#### Excerpt provided
____

Gruber agrees with this analysis.
“There are no subsidies in this market, so young healthies would have every incentive to exit,” he said. “We could end up back where we were before the mandate — a market that just has old and sick [people paying] incredibly high prices.”
Quote: But John McDonough, a Harvard health policy expert and another architect of Romney’s Massachusetts law takes a less grim view.
“It would depend on how such a law was written and how it would affect all state insurance mandates, not just those in Massachusetts,” he wrote in an email. “An individual who purchased a policy across state lines would still be legally subject to the requirements of the MA health reform law with it’s ‘minimum creditable coverage’ requirements … unless the ‘states’ rights’ supporting President Romney and Congress chose to override such state requirements and prerogatives.”

____

#### Directions
Repeat word for word the section of the health insurance mandate passage from "Gruber agrees with" to "less grim view.".

Data listing
____

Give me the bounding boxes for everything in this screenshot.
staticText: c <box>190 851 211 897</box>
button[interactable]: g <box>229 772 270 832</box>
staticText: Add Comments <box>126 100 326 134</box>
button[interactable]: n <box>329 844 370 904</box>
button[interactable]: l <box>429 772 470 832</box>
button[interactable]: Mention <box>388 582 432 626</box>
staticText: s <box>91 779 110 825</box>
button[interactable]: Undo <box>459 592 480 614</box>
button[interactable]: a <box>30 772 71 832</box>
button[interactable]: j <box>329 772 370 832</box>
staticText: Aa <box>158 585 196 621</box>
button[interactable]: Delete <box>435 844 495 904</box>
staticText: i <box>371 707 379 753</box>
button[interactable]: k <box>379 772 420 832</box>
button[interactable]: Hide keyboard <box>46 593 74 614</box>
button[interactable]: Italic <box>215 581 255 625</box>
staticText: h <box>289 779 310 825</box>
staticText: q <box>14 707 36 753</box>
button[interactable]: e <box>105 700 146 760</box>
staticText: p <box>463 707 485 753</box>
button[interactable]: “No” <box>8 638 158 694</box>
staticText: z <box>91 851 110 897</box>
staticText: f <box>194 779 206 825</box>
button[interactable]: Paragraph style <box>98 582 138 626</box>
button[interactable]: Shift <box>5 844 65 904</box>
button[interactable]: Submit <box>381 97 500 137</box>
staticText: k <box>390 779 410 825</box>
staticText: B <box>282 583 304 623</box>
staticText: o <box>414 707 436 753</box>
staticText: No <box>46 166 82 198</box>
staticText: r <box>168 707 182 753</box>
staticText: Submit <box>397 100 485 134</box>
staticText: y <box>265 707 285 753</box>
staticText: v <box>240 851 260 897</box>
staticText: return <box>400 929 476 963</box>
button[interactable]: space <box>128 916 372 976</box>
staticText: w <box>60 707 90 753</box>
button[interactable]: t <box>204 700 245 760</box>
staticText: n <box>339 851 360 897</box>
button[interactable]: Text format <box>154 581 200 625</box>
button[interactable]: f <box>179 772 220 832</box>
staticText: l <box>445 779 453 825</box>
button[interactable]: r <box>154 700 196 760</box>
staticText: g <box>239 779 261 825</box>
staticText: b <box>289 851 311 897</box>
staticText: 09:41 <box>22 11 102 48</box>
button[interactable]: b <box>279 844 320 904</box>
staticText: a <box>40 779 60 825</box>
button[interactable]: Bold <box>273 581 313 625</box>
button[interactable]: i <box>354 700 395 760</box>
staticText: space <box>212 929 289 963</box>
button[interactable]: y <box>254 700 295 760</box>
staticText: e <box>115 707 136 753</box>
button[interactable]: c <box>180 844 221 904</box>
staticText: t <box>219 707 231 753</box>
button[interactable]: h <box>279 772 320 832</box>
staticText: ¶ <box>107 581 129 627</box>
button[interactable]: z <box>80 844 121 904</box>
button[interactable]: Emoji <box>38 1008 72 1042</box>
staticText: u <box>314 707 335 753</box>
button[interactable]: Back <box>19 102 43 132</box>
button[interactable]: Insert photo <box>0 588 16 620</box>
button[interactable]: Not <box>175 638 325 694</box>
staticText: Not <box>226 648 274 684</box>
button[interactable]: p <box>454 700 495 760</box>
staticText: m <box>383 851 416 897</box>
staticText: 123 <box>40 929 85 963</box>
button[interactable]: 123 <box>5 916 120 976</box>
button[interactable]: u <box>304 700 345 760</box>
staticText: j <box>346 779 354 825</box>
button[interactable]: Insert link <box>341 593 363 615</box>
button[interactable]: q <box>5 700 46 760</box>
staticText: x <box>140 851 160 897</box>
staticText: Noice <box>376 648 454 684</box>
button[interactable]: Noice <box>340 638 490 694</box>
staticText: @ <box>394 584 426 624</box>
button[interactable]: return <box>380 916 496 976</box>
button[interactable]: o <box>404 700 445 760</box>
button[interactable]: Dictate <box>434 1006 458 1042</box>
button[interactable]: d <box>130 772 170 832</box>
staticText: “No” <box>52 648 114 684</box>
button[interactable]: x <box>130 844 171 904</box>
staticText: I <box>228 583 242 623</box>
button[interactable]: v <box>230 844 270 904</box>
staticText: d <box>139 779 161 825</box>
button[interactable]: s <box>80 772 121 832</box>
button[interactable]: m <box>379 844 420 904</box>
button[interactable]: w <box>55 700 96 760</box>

____

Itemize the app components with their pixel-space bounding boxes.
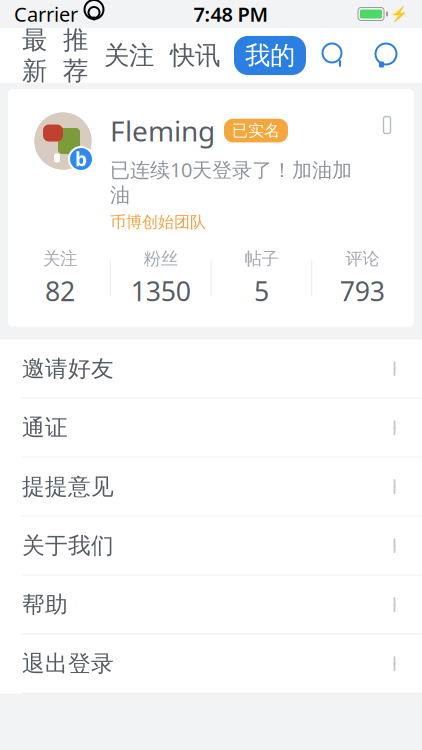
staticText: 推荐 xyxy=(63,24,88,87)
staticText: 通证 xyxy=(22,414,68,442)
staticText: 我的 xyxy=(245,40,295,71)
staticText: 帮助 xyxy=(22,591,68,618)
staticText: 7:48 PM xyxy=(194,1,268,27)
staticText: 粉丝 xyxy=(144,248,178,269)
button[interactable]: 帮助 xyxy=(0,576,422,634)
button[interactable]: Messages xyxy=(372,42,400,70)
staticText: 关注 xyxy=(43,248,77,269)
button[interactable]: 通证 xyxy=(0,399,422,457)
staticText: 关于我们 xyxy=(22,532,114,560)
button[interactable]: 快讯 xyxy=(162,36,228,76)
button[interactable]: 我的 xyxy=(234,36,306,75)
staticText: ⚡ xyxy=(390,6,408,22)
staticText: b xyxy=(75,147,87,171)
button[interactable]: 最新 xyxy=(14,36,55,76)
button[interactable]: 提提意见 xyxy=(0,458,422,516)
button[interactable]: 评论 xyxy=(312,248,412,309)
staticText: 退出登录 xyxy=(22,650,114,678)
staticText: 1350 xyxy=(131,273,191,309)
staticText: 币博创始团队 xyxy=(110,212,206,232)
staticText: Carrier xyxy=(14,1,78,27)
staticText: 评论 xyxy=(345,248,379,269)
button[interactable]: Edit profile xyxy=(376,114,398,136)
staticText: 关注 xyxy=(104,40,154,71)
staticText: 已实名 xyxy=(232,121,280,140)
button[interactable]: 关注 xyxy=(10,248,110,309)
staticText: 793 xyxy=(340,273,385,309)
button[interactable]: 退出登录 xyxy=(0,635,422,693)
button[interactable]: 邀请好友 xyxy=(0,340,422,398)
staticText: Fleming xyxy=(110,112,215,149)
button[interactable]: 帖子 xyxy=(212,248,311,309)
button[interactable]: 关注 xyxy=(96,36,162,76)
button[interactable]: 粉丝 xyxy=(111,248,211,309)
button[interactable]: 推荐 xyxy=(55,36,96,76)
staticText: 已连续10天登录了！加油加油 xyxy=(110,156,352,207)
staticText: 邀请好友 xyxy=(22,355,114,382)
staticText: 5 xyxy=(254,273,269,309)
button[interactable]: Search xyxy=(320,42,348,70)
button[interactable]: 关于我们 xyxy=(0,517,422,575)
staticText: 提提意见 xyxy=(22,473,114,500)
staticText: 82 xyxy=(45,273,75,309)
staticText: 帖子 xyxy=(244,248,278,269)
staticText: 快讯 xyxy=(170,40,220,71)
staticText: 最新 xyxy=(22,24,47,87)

____

#### Response
Gruber agrees with this analysis.
“There are no subsidies in this market, so young healthies would have every incentive to exit,” he said. “We could end up back where we were before the mandate — a market that just has old and sick [people paying] incredibly high prices.”
Quote: But John McDonough, a Harvard health policy expert and another architect of Romney’s Massachusetts law takes a less grim view.